:: Document ::
******************************

In keeping with the general practice of the society, food and clothing was offered to the children attending the school and religious instruction and scripture reading provided. The aggressive proselytising activities of the society would cause friction and division in the locality and leave parents torn between the need to feed and clothe their children and the consequences of sending them to a mission school that would alienate them from their Roman Catholic beliefs.
In 1866, partly to counteract the activities of the Bunowen Beg Mission School, the local Catholic curate, Rev. Richard Prendergast, set about establishing a school at the centre of the peninsula near Lough Aillebrack. However, to fund the school he needed to return to the National Board. On 21 June 1866, he submitted an application for aid towards payment of a teacher’s salary and free supply of books for 100 students. A sketch map indicating the location of the school was included with the application. The school is also marked on the Ordinance Survey map of the region. The maps indicate that there were no roads to this school. It is unlikely that this was the original schoolhouse; the measurements given (38 x 19 x 8 feet externally) would indicate that the building was smaller and it had a thatched roof, while the earlier school had a slated roof. The one-classroom schoolhouse was recorded as being ‘well and substantially built’ of stone and lime, with a dry mortar floor and a thatched roof. The classroom had a fireplace with a chimney and was well ventilated with four windows (measuring 3’ x 2’ 6”), and well supplied with ‘the necessary school furniture’, nine desks (8’ 2” long benches) and a book press. There was, however, no black board or clock, and no lavatories. The landlord Valentine O’Connor Blake had given the site rent-free.

******************************

:: Extracted information ::

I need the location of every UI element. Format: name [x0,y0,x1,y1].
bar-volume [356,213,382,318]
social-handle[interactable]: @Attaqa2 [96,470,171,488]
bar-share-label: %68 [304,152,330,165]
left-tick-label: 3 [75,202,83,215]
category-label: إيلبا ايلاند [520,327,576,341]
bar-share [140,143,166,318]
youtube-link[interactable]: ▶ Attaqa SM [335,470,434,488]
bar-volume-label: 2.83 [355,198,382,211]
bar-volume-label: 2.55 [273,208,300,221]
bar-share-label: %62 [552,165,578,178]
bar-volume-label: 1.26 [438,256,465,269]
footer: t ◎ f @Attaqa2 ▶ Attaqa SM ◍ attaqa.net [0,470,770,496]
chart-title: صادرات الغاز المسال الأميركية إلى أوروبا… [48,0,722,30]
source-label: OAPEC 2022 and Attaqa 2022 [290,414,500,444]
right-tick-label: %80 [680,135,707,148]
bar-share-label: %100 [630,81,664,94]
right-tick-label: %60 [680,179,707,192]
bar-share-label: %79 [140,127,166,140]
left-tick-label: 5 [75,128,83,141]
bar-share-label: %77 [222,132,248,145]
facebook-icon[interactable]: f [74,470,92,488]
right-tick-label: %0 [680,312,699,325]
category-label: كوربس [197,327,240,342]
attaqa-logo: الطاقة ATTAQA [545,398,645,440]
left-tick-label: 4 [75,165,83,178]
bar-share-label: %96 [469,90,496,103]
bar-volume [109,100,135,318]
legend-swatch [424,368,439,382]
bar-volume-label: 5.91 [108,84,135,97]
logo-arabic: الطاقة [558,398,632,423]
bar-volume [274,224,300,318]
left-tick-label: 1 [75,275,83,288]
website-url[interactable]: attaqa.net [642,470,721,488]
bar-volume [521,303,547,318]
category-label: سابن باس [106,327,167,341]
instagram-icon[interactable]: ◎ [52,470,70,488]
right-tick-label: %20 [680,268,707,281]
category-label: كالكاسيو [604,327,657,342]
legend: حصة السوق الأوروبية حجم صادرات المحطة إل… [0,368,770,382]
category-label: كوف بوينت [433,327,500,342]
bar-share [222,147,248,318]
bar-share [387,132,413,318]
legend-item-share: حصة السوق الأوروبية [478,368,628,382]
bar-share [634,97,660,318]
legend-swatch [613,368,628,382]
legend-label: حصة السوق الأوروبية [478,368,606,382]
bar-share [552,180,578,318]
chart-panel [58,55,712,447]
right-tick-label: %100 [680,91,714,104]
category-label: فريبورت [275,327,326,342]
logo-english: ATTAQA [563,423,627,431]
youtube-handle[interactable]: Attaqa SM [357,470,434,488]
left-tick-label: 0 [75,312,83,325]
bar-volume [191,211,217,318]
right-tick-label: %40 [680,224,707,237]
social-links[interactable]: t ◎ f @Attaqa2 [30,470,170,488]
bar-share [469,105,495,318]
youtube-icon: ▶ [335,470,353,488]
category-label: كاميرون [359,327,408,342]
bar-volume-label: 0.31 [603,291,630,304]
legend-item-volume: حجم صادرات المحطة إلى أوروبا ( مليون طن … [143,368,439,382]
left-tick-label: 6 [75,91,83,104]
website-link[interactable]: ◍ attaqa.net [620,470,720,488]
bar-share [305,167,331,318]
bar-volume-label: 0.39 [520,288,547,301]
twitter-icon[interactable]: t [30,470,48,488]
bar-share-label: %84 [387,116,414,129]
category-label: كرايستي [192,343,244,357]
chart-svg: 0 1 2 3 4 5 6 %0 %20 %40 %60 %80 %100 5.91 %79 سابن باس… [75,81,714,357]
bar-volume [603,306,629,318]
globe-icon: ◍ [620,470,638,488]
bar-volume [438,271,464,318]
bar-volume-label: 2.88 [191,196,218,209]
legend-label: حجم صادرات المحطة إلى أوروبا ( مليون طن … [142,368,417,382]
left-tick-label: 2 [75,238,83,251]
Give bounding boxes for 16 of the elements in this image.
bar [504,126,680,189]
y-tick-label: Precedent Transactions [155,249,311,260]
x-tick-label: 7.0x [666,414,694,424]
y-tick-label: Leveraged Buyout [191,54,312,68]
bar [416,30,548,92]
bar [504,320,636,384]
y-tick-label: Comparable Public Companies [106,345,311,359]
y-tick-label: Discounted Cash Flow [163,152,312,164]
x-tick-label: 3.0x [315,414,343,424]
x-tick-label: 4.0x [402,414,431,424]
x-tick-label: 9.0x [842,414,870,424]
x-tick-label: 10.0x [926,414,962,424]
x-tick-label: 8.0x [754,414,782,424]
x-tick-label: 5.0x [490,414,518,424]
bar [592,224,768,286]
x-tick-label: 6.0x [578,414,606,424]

******************************

Rewrite everything in the school history from "In keeping with" down to "Roman Catholic beliefs.", using "organization" in place of "society" each time it occurs. Please rely on the school history alone.

:: Solution for this task ::
In keeping with the general practice of the organization, food and clothing was offered to the children attending the school and religious instruction and scripture reading provided. The aggressive proselytising activities of the organization would cause friction and division in the locality and leave parents torn between the need to feed and clothe their children and the consequences of sending them to a mission school that would alienate them from their Roman Catholic beliefs.